##### Material provided #####
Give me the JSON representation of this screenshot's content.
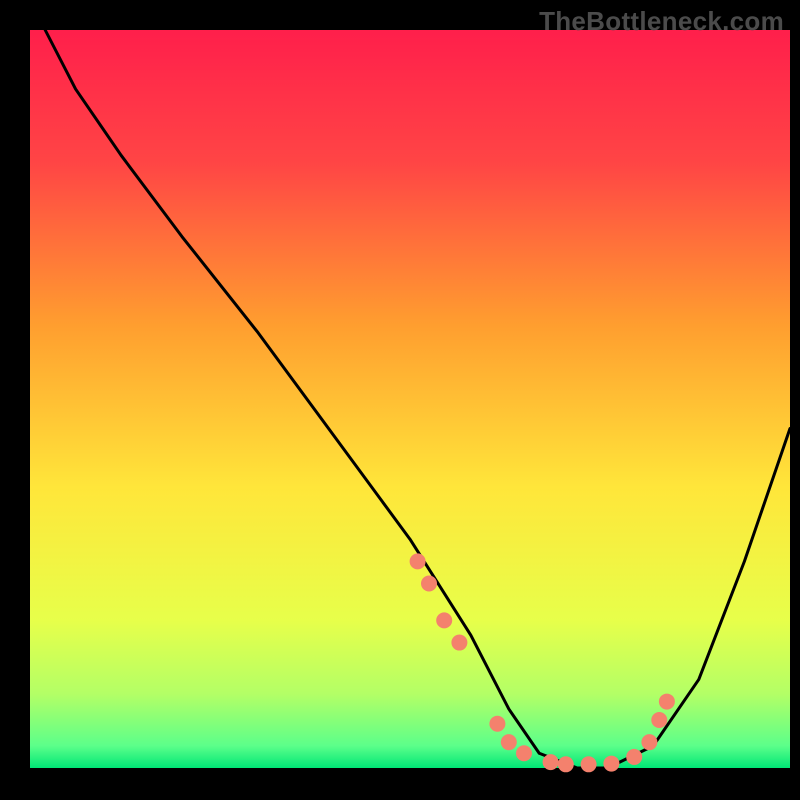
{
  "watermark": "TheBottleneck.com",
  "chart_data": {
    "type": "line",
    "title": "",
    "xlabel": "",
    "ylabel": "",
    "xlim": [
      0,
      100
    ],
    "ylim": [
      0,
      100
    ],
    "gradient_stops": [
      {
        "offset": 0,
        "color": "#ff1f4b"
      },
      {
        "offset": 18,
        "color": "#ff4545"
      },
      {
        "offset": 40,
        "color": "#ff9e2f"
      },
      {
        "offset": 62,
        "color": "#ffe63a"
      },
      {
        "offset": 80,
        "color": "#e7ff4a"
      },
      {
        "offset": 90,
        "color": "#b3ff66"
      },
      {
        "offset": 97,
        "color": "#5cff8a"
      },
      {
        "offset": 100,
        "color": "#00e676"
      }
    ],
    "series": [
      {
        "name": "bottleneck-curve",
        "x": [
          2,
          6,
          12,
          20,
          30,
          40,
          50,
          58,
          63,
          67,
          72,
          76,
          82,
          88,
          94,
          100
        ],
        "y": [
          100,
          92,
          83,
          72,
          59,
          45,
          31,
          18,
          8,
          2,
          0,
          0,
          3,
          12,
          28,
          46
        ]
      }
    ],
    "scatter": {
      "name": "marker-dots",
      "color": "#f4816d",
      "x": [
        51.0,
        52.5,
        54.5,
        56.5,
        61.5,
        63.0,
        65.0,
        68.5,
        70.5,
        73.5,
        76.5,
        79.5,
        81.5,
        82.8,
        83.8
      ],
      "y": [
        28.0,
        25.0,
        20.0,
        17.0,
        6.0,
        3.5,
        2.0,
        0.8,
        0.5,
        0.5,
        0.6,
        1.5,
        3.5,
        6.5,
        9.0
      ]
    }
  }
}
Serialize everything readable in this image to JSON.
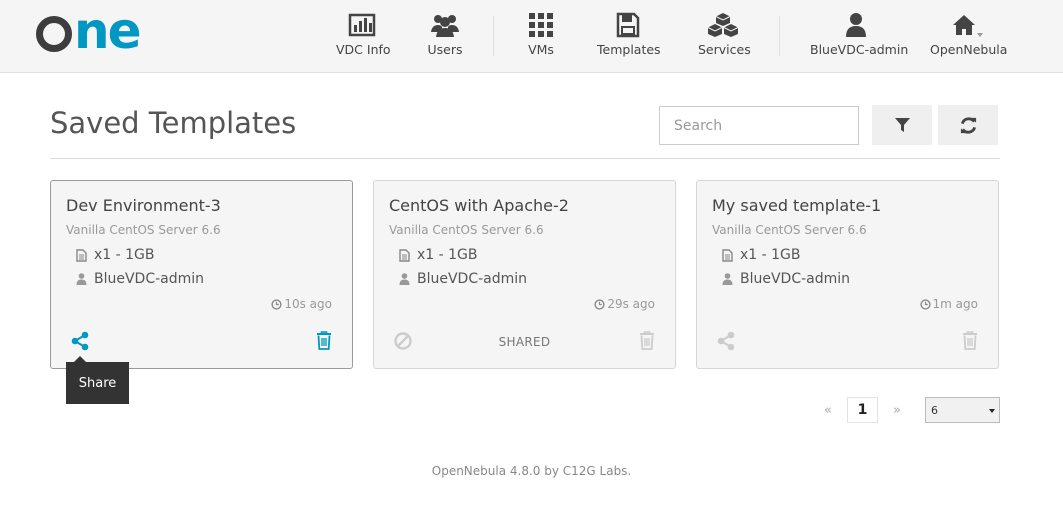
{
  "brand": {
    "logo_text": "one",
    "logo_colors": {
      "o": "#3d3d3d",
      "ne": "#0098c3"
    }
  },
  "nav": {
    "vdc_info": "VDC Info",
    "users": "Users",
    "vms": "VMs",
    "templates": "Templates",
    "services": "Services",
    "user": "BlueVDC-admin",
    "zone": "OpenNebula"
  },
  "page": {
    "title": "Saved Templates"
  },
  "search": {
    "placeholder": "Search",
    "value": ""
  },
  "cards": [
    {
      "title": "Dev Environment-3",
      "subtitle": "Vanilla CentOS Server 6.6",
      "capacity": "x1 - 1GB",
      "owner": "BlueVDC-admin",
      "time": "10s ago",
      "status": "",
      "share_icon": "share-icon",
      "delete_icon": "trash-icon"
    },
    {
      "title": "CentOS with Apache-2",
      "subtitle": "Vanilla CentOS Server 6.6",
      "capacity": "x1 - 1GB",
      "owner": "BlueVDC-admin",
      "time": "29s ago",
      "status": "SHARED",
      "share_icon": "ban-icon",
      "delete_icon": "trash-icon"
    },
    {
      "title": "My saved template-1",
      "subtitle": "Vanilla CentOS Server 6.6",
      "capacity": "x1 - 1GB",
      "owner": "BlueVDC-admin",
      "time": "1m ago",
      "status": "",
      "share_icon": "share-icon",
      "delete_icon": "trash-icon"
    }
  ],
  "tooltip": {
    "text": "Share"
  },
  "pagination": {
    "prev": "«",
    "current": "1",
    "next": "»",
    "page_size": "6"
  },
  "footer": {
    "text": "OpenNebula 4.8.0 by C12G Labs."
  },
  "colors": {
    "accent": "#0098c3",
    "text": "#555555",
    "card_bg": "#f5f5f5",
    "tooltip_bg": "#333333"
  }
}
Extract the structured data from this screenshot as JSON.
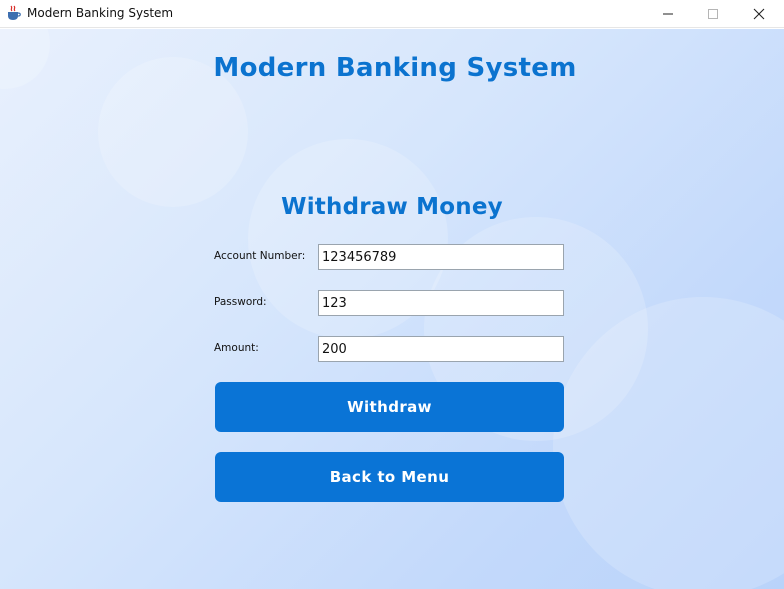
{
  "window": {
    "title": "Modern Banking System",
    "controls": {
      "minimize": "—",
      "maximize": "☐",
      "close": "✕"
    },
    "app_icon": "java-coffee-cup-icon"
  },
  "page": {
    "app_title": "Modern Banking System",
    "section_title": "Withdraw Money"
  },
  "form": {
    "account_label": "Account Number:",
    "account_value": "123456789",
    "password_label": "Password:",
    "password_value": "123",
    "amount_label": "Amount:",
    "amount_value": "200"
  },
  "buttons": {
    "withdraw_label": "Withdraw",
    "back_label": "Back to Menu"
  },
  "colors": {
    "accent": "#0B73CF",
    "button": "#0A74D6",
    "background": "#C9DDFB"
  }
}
#####
Instructions for the task
Leave out the pictures and copy everything else in the records word for word.

Task output
Give me the JSON representation of this screenshot's content.
{
  "watermark": "TheBottleneck.com",
  "chart_data": {
    "type": "line",
    "title": "",
    "xlabel": "",
    "ylabel": "",
    "xlim": [
      0,
      100
    ],
    "ylim": [
      0,
      100
    ],
    "gradient_stops": [
      {
        "offset": 0,
        "color": "#ff1f4b"
      },
      {
        "offset": 18,
        "color": "#ff4545"
      },
      {
        "offset": 40,
        "color": "#ff9e2f"
      },
      {
        "offset": 62,
        "color": "#ffe63a"
      },
      {
        "offset": 80,
        "color": "#e7ff4a"
      },
      {
        "offset": 90,
        "color": "#b3ff66"
      },
      {
        "offset": 97,
        "color": "#5cff8a"
      },
      {
        "offset": 100,
        "color": "#00e676"
      }
    ],
    "series": [
      {
        "name": "bottleneck-curve",
        "x": [
          2,
          6,
          12,
          20,
          30,
          40,
          50,
          58,
          63,
          67,
          72,
          76,
          82,
          88,
          94,
          100
        ],
        "y": [
          100,
          92,
          83,
          72,
          59,
          45,
          31,
          18,
          8,
          2,
          0,
          0,
          3,
          12,
          28,
          46
        ]
      }
    ],
    "scatter": {
      "name": "marker-dots",
      "color": "#f4816d",
      "x": [
        51.0,
        52.5,
        54.5,
        56.5,
        61.5,
        63.0,
        65.0,
        68.5,
        70.5,
        73.5,
        76.5,
        79.5,
        81.5,
        82.8,
        83.8
      ],
      "y": [
        28.0,
        25.0,
        20.0,
        17.0,
        6.0,
        3.5,
        2.0,
        0.8,
        0.5,
        0.5,
        0.6,
        1.5,
        3.5,
        6.5,
        9.0
      ]
    }
  }
}
Serialize everything readable in this image to JSON.
{
  "brand": {
    "logo_text": "one",
    "logo_colors": {
      "o": "#3d3d3d",
      "ne": "#0098c3"
    }
  },
  "nav": {
    "vdc_info": "VDC Info",
    "users": "Users",
    "vms": "VMs",
    "templates": "Templates",
    "services": "Services",
    "user": "BlueVDC-admin",
    "zone": "OpenNebula"
  },
  "page": {
    "title": "Saved Templates"
  },
  "search": {
    "placeholder": "Search",
    "value": ""
  },
  "cards": [
    {
      "title": "Dev Environment-3",
      "subtitle": "Vanilla CentOS Server 6.6",
      "capacity": "x1 - 1GB",
      "owner": "BlueVDC-admin",
      "time": "10s ago",
      "status": "",
      "share_icon": "share-icon",
      "delete_icon": "trash-icon"
    },
    {
      "title": "CentOS with Apache-2",
      "subtitle": "Vanilla CentOS Server 6.6",
      "capacity": "x1 - 1GB",
      "owner": "BlueVDC-admin",
      "time": "29s ago",
      "status": "SHARED",
      "share_icon": "ban-icon",
      "delete_icon": "trash-icon"
    },
    {
      "title": "My saved template-1",
      "subtitle": "Vanilla CentOS Server 6.6",
      "capacity": "x1 - 1GB",
      "owner": "BlueVDC-admin",
      "time": "1m ago",
      "status": "",
      "share_icon": "share-icon",
      "delete_icon": "trash-icon"
    }
  ],
  "tooltip": {
    "text": "Share"
  },
  "pagination": {
    "prev": "«",
    "current": "1",
    "next": "»",
    "page_size": "6"
  },
  "footer": {
    "text": "OpenNebula 4.8.0 by C12G Labs."
  },
  "colors": {
    "accent": "#0098c3",
    "text": "#555555",
    "card_bg": "#f5f5f5",
    "tooltip_bg": "#333333"
  }
}
Extract the structured data from this screenshot as JSON.
{
  "window": {
    "title": "Modern Banking System",
    "controls": {
      "minimize": "—",
      "maximize": "☐",
      "close": "✕"
    },
    "app_icon": "java-coffee-cup-icon"
  },
  "page": {
    "app_title": "Modern Banking System",
    "section_title": "Withdraw Money"
  },
  "form": {
    "account_label": "Account Number:",
    "account_value": "123456789",
    "password_label": "Password:",
    "password_value": "123",
    "amount_label": "Amount:",
    "amount_value": "200"
  },
  "buttons": {
    "withdraw_label": "Withdraw",
    "back_label": "Back to Menu"
  },
  "colors": {
    "accent": "#0B73CF",
    "button": "#0A74D6",
    "background": "#C9DDFB"
  }
}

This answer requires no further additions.